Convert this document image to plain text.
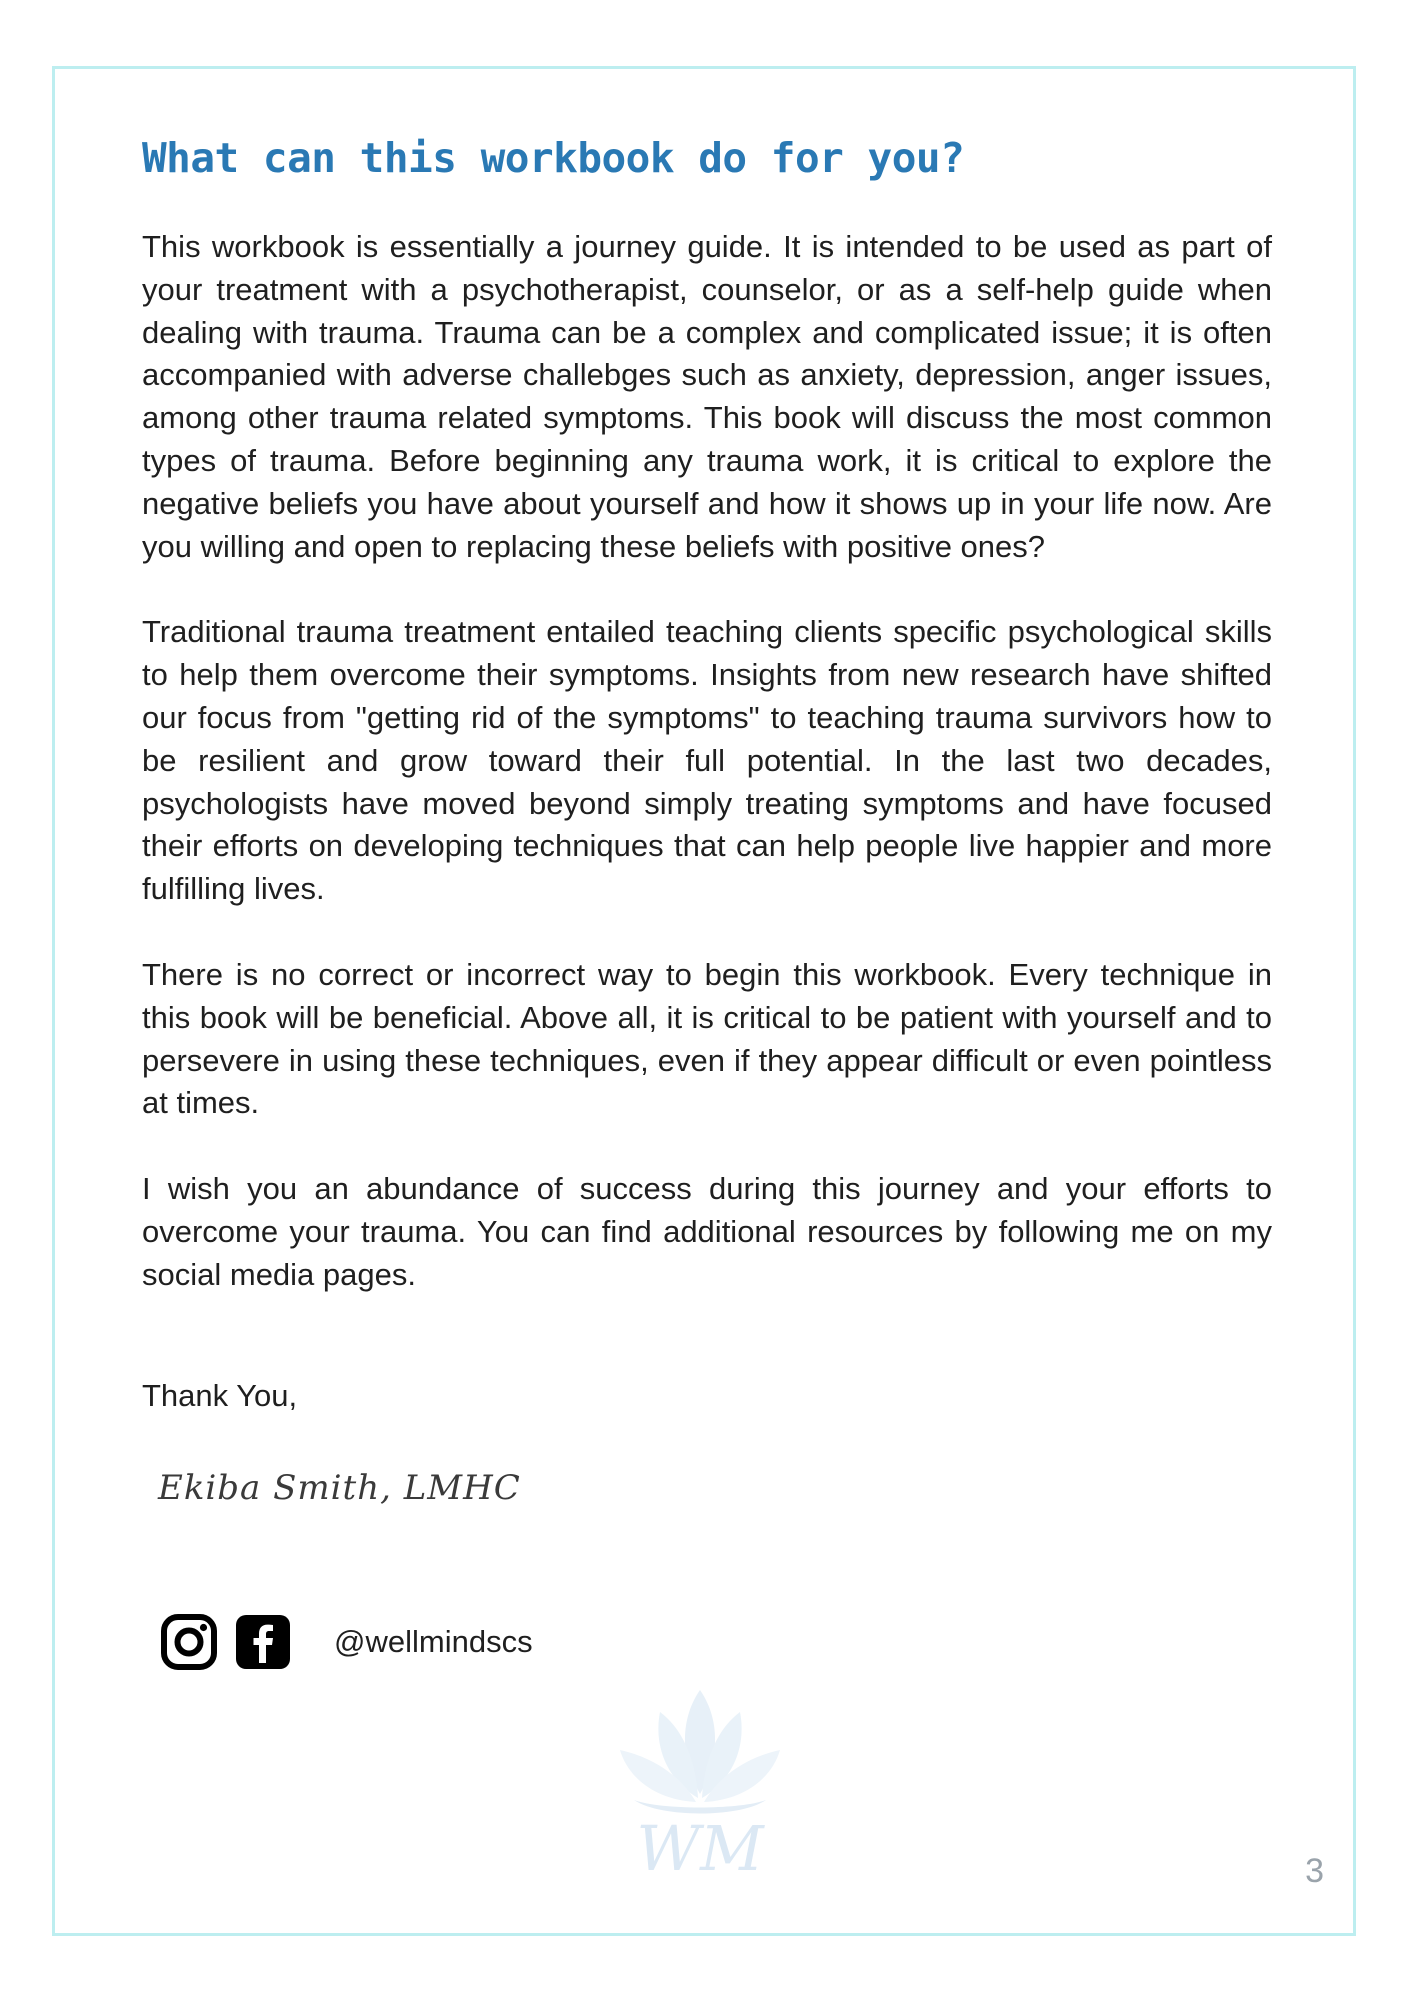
What can this workbook do for you?

This workbook is essentially a journey guide. It is intended to be used as part of your treatment with a psychotherapist, counselor, or as a self-help guide when dealing with trauma. Trauma can be a complex and complicated issue; it is often accompanied with adverse challebges such as anxiety, depression, anger issues, among other trauma related symptoms. This book will discuss the most common types of trauma. Before beginning any trauma work, it is critical to explore the negative beliefs you have about yourself and how it shows up in your life now. Are you willing and open to replacing these beliefs with positive ones?

Traditional trauma treatment entailed teaching clients specific psychological skills to help them overcome their symptoms. Insights from new research have shifted our focus from "getting rid of the symptoms" to teaching trauma survivors how to be resilient and grow toward their full potential. In the last two decades, psychologists have moved beyond simply treating symptoms and have focused their efforts on developing techniques that can help people live happier and more fulfilling lives.

There is no correct or incorrect way to begin this workbook. Every technique in this book will be beneficial. Above all, it is critical to be patient with yourself and to persevere in using these techniques, even if they appear difficult or even pointless at times.

I wish you an abundance of success during this journey and your efforts to overcome your trauma. You can find additional resources by following me on my social media pages.

Thank You,

Ekiba Smith, LMHC

@wellmindscs
WM	3
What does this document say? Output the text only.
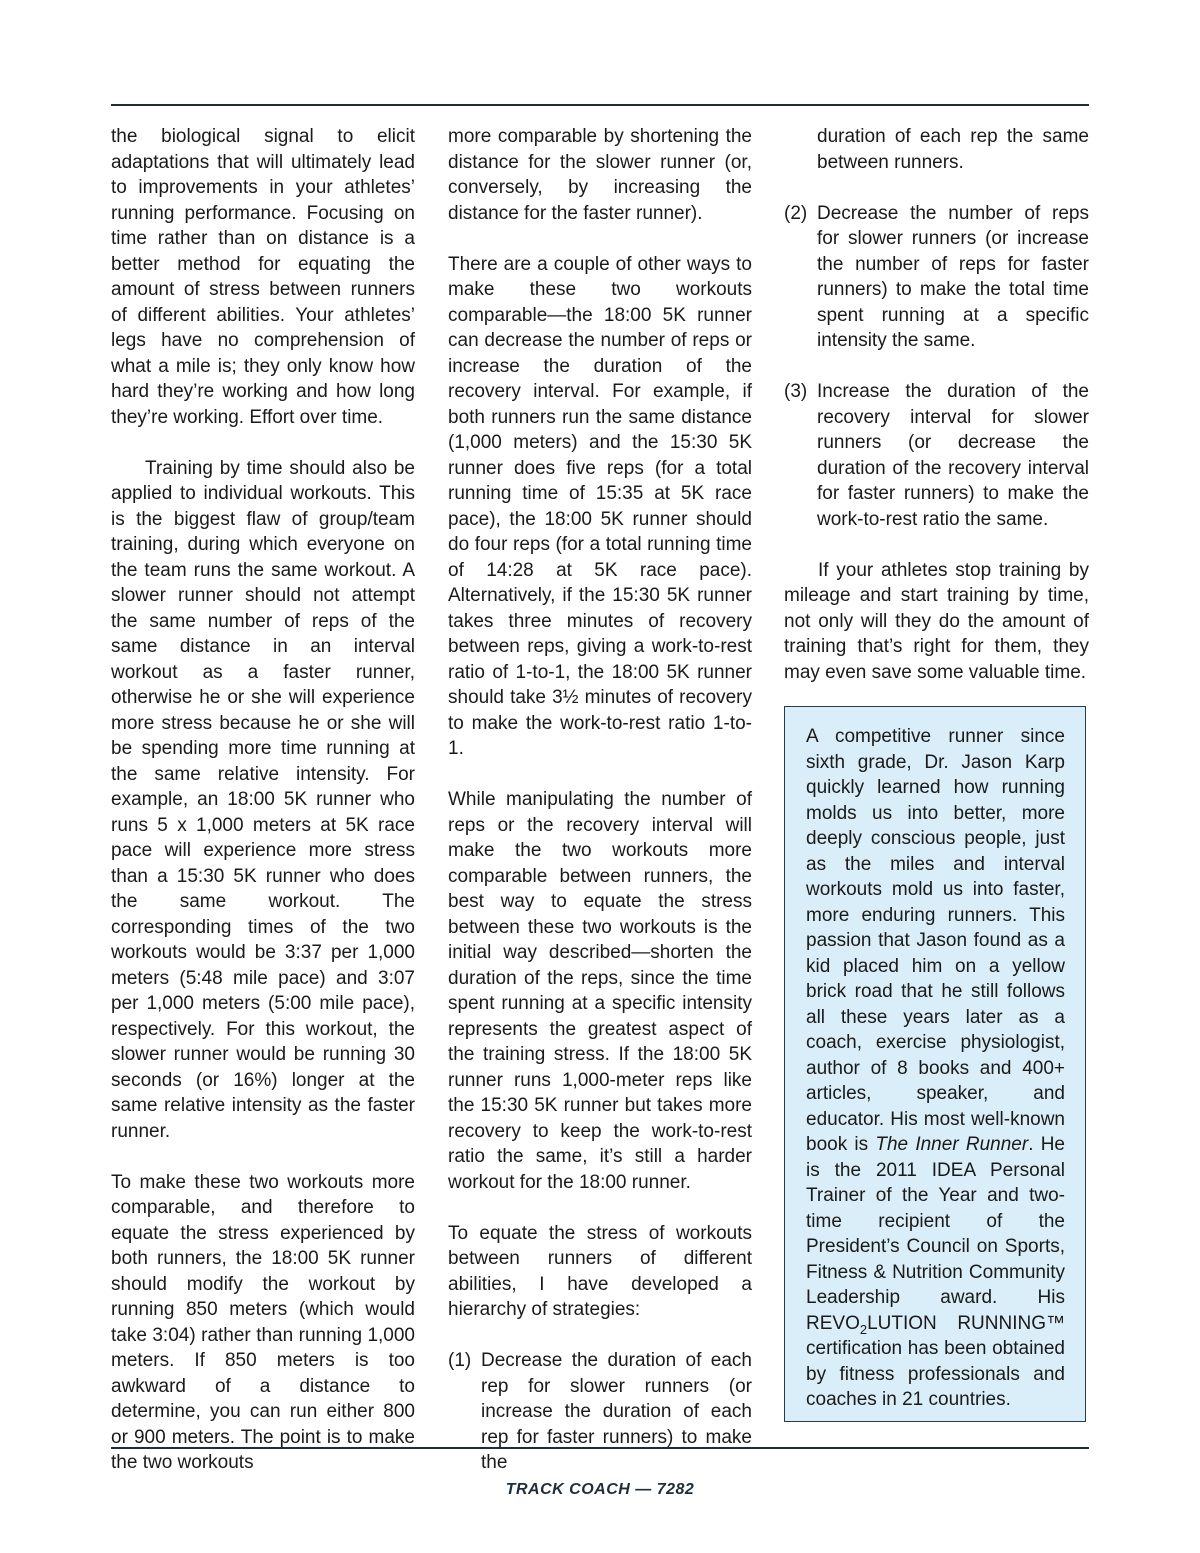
the biological signal to elicit adaptations that will ultimately lead to improvements in your athletes’ running performance. Focusing on time rather than on distance is a better method for equating the amount of stress between runners of different abilities. Your athletes’ legs have no comprehension of what a mile is; they only know how hard they’re working and how long they’re working. Effort over time.

Training by time should also be applied to individual workouts. This is the biggest flaw of group/team training, during which everyone on the team runs the same workout. A slower runner should not attempt the same number of reps of the same distance in an interval workout as a faster runner, otherwise he or she will experience more stress because he or she will be spending more time running at the same relative intensity. For example, an 18:00 5K runner who runs 5 x 1,000 meters at 5K race pace will experience more stress than a 15:30 5K runner who does the same workout. The corresponding times of the two workouts would be 3:37 per 1,000 meters (5:48 mile pace) and 3:07 per 1,000 meters (5:00 mile pace), respectively. For this workout, the slower runner would be running 30 seconds (or 16%) longer at the same relative intensity as the faster runner.

To make these two workouts more comparable, and therefore to equate the stress experienced by both runners, the 18:00 5K runner should modify the workout by running 850 meters (which would take 3:04) rather than running 1,000 meters. If 850 meters is too awkward of a distance to determine, you can run either 800 or 900 meters. The point is to make the two workouts

more comparable by shortening the distance for the slower runner (or, conversely, by increasing the distance for the faster runner).

There are a couple of other ways to make these two workouts comparable—the 18:00 5K runner can decrease the number of reps or increase the duration of the recovery interval. For example, if both runners run the same distance (1,000 meters) and the 15:30 5K runner does five reps (for a total running time of 15:35 at 5K race pace), the 18:00 5K runner should do four reps (for a total running time of 14:28 at 5K race pace). Alternatively, if the 15:30 5K runner takes three minutes of recovery between reps, giving a work-to-rest ratio of 1-to-1, the 18:00 5K runner should take 3½ minutes of recovery to make the work-to-rest ratio 1-to-1.

While manipulating the number of reps or the recovery interval will make the two workouts more comparable between runners, the best way to equate the stress between these two workouts is the initial way described—shorten the duration of the reps, since the time spent running at a specific intensity represents the greatest aspect of the training stress. If the 18:00 5K runner runs 1,000-meter reps like the 15:30 5K runner but takes more recovery to keep the work-to-rest ratio the same, it’s still a harder workout for the 18:00 runner.

To equate the stress of workouts between runners of different abilities, I have developed a hierarchy of strategies:

(1) Decrease the duration of each rep for slower runners (or increase the duration of each rep for faster runners) to make the
duration of each rep the same between runners.
(2) Decrease the number of reps for slower runners (or increase the number of reps for faster runners) to make the total time spent running at a specific intensity the same.
(3) Increase the duration of the recovery interval for slower runners (or decrease the duration of the recovery interval for faster runners) to make the work-to-rest ratio the same.

If your athletes stop training by mileage and start training by time, not only will they do the amount of training that’s right for them, they may even save some valuable time.

A competitive runner since sixth grade, Dr. Jason Karp quickly learned how running molds us into better, more deeply conscious people, just as the miles and interval workouts mold us into faster, more enduring runners. This passion that Jason found as a kid placed him on a yellow brick road that he still follows all these years later as a coach, exercise physiologist, author of 8 books and 400+ articles, speaker, and educator. His most well-known book is The Inner Runner. He is the 2011 IDEA Personal Trainer of the Year and two-time recipient of the President’s Council on Sports, Fitness & Nutrition Community Leadership award. His $REVO_2LUTION$ RUNNING™ certification has been obtained by fitness professionals and coaches in 21 countries.

TRACK COACH — 7282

====

**Set problem:** Work out the number of lines in this listing that include the word "overcome". Reply with that number only.

**Result:** 2